• _Entries supplied_
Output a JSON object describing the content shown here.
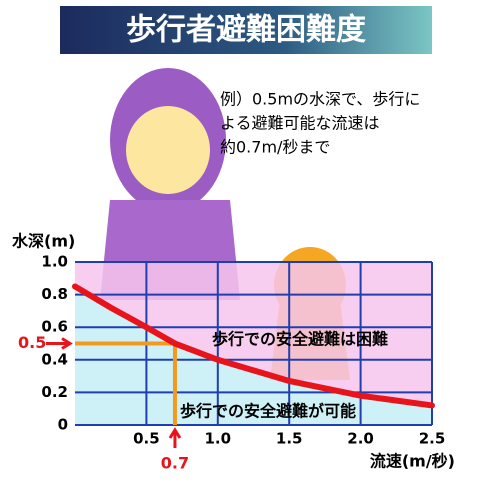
{
  "chart_data": {
    "type": "line",
    "title": "歩行者避難困難度",
    "annotation": [
      "例）0.5mの水深で、歩行に",
      "よる避難可能な流速は",
      "約0.7m/秒まで"
    ],
    "x_label": "流速(m/秒)",
    "y_label": "水深(m)",
    "x": [
      0,
      0.25,
      0.5,
      0.7,
      1.0,
      1.5,
      2.0,
      2.5
    ],
    "series": [
      {
        "color": "#e8141c",
        "values": [
          0.85,
          0.72,
          0.6,
          0.5,
          0.4,
          0.27,
          0.18,
          0.12
        ]
      }
    ],
    "regions": {
      "above": "歩行での安全避難は困難",
      "below": "歩行での安全避難が可能",
      "above_color": "#f6c6ec",
      "below_color": "#c4eef6"
    },
    "highlight": {
      "x": 0.7,
      "y": 0.5,
      "color": "#f39a1e",
      "label_color": "#e8141c"
    },
    "xlim": [
      0,
      2.5
    ],
    "ylim": [
      0,
      1.0
    ],
    "xticks": [
      0.5,
      {
        "value": 1.0,
        "label": "1.0"
      },
      1.5,
      {
        "value": 2.0,
        "label": "2.0"
      },
      2.5
    ],
    "yticks": [
      0,
      0.2,
      0.4,
      0.6,
      0.8,
      {
        "value": 1.0,
        "label": "1.0"
      }
    ],
    "grid": true,
    "grid_color": "#1f3fb0"
  }
}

• _What you have to do_
Repeat all the records above exactly, leaving out any pictures.

• _Response to this exercise_
Output a JSON object describing the content shown here.
{
  "chart_data": {
    "type": "line",
    "title": "歩行者避難困難度",
    "annotation": [
      "例）0.5mの水深で、歩行に",
      "よる避難可能な流速は",
      "約0.7m/秒まで"
    ],
    "x_label": "流速(m/秒)",
    "y_label": "水深(m)",
    "x": [
      0,
      0.25,
      0.5,
      0.7,
      1.0,
      1.5,
      2.0,
      2.5
    ],
    "series": [
      {
        "color": "#e8141c",
        "values": [
          0.85,
          0.72,
          0.6,
          0.5,
          0.4,
          0.27,
          0.18,
          0.12
        ]
      }
    ],
    "regions": {
      "above": "歩行での安全避難は困難",
      "below": "歩行での安全避難が可能",
      "above_color": "#f6c6ec",
      "below_color": "#c4eef6"
    },
    "highlight": {
      "x": 0.7,
      "y": 0.5,
      "color": "#f39a1e",
      "label_color": "#e8141c"
    },
    "xlim": [
      0,
      2.5
    ],
    "ylim": [
      0,
      1.0
    ],
    "xticks": [
      0.5,
      {
        "value": 1.0,
        "label": "1.0"
      },
      1.5,
      {
        "value": 2.0,
        "label": "2.0"
      },
      2.5
    ],
    "yticks": [
      0,
      0.2,
      0.4,
      0.6,
      0.8,
      {
        "value": 1.0,
        "label": "1.0"
      }
    ],
    "grid": true,
    "grid_color": "#1f3fb0"
  }
}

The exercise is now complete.